* **Brief A**
Using the tapeworm article, decide whether each statement agrees with it: (i) the patient was a 41-year-old man from Medellin, Colombia; (ii) the case appeared in The Lancet; (iii) the lead author works in the CDC's Infectious Diseases Pathology Branch. Answer yes or no for each and quote the words that decide it.
* **Brief B**
Continue the tapeworm article, picking up right after the quote from Atis Muehlenbachs.

* **Passage shown**
Tapeworm Infection Turns Cancerous in Man With HIV

Fran Lowry

November 04, 2015

A unique clinical case shows that cells from a common tapeworm can proliferate and cause tumors once the parasite grows in people with weakened immune systems.

The case is described by researchers from the Centers for Disease Control and Prevention (CDC), in Atlanta, Georgia, and was published November 5 in the New England Journal of Medicine.

The discovery was made after studying a 41-year-old man from Medellin, Colombia. The patient, who was already immunosuppressed because of HIV, became the unwitting host of the dwarf tapeworm, Hymenolepis nana, which grew to such an extent that it spawned malignant cells of its own.

"We have a unique case in an immunosuppressed individual where he developed tumors where the cells responsible came from a tapeworm, so that they were indeed cancer cells, but derived from the tapeworm," lead author Atis Muehlenbachs, MD, PhD, staff pathologist at the CDC's Infectious Diseases Pathology Branch, explained to Medscape Medical News.

Records from a collection:
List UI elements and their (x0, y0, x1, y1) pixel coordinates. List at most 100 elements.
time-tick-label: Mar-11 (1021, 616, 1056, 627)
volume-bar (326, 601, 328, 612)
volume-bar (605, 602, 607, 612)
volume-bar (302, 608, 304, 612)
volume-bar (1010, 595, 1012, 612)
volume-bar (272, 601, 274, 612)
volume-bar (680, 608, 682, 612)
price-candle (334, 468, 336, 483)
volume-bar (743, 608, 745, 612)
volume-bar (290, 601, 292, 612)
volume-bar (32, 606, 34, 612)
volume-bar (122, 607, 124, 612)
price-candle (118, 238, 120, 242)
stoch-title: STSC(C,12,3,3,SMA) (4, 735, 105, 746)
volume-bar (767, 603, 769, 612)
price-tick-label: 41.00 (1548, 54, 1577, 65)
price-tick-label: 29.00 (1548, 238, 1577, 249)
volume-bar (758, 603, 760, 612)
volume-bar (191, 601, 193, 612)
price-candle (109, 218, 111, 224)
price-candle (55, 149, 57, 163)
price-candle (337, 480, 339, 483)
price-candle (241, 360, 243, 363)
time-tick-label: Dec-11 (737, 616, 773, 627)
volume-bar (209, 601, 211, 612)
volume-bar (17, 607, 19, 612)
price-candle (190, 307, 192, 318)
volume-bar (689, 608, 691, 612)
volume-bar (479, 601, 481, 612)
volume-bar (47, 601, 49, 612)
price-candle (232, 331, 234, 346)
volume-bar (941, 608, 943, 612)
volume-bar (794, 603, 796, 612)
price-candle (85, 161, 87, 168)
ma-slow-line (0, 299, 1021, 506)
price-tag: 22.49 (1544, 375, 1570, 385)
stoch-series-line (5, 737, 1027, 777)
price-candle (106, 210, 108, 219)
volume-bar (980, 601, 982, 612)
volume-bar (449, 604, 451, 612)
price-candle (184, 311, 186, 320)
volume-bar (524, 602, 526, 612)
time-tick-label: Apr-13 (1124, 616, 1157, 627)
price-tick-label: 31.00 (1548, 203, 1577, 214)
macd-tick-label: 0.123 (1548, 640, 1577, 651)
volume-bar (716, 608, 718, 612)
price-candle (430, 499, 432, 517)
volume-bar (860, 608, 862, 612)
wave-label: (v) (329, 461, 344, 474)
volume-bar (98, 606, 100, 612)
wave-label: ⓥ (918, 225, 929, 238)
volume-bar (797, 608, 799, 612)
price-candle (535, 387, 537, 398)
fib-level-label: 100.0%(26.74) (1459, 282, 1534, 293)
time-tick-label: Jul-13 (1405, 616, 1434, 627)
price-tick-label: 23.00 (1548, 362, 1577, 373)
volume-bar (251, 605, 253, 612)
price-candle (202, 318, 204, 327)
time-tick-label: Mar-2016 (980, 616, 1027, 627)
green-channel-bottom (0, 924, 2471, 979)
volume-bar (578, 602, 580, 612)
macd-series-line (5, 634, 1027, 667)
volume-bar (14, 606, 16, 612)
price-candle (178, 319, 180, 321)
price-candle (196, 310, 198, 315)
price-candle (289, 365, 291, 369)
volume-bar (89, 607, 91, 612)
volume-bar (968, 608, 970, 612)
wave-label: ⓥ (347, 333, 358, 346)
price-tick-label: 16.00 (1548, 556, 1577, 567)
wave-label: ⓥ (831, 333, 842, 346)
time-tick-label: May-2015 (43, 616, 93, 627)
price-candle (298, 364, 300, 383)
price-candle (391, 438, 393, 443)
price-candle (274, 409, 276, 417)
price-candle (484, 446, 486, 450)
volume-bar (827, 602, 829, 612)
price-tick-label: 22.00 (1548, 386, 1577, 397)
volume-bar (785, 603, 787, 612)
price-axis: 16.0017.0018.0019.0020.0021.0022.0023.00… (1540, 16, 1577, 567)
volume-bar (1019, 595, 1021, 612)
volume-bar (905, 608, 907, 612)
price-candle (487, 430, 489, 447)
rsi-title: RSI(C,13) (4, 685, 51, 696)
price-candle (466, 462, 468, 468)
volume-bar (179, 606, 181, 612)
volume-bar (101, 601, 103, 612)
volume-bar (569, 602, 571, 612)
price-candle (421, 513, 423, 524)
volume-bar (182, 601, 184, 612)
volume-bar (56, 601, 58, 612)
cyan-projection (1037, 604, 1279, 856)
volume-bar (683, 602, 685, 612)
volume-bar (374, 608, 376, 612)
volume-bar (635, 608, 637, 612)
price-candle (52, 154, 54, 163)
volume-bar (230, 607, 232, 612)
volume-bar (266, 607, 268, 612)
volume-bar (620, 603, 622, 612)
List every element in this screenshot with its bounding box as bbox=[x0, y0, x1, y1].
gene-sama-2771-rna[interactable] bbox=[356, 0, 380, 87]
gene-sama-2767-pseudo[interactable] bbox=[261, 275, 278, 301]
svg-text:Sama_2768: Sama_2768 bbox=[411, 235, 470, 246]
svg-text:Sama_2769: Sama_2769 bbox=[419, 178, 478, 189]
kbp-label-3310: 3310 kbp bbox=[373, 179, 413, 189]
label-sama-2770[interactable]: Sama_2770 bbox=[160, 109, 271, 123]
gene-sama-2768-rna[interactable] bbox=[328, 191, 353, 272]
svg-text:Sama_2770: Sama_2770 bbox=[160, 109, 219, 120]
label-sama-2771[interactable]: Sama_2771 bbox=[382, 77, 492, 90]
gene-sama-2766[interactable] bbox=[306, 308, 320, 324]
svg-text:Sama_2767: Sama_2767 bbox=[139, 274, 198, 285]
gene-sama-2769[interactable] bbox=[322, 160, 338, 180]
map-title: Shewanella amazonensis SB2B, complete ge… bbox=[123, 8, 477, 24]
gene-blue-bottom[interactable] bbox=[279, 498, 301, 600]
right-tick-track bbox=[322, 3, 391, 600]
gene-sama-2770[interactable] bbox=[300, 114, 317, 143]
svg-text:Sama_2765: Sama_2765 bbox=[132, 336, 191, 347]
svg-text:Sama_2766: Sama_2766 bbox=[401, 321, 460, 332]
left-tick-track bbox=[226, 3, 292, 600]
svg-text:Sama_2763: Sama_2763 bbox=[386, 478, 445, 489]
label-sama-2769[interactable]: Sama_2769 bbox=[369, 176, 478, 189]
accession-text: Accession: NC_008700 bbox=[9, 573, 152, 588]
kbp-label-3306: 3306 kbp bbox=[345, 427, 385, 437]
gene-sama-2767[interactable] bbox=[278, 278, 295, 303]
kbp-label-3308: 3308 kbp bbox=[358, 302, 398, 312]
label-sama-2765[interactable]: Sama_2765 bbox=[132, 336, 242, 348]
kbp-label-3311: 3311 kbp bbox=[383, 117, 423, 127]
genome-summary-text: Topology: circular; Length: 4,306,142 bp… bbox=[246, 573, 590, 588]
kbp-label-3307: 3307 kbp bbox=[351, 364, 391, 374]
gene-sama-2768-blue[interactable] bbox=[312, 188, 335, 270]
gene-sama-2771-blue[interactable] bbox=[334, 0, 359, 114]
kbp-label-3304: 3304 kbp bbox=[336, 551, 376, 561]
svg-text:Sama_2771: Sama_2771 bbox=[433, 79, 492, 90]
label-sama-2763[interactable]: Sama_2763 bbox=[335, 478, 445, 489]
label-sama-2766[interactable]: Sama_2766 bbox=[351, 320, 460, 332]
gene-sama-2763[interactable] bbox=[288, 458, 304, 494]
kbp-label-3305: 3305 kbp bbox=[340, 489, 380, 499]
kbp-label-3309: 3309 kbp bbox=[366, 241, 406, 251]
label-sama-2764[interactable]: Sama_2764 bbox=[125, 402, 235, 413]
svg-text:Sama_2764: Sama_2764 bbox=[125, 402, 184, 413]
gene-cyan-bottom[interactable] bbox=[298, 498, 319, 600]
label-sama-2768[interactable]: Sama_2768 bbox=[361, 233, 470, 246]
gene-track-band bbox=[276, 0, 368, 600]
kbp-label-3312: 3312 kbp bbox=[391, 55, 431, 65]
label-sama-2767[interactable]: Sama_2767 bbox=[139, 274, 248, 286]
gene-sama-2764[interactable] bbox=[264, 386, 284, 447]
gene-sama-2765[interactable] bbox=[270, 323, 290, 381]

* **Response area A**
(i) Yes: "a 41-year-old man from Medellin, Colombia"
(ii) No: "published November 5 in the New England Journal of Medicine"
(iii) Yes: "staff pathologist at the CDC's Infectious Diseases Pathology Branch"

* **Response area B**
"This is a rare disease," Dr Muehlenbachs continued. "We don't know how rare, but of note, this tapeworm is the most common human tapeworm in the world, and also HIV and other forms of immunosuppression are common, so we encourage awareness of this disease and, in particular, that there is a risk of misdiagnosing it as human cancer. It is not human cancer. It's more of an uncontrolled infection from a tapeworm cancer that is growing inside the host, which in this case is a human being."

Top-notch Detective Work

Dr Muehlenbachs and his team did a lot of sleuthing to discover what was going on in this patient after they were approached by the man's doctors in Columbia for help in evaluating strange- looking biopsy samples taken from his lymph nodes and lung.

Dr Atis Muehlenbachs

"It took a long time to first figure out that these cells were not human cells, that they were not from an unusual, strange organism but were indeed from a tapeworm. We noticed that the morphologic features and invasive behavior of the cells were characteristic of cancer, but the cells were very small, about 10 times smaller than a normal human cancer cell. Eventually we were able to provide a diagnosis, but unfortunately, the patient was too sick to treat at that time," he said.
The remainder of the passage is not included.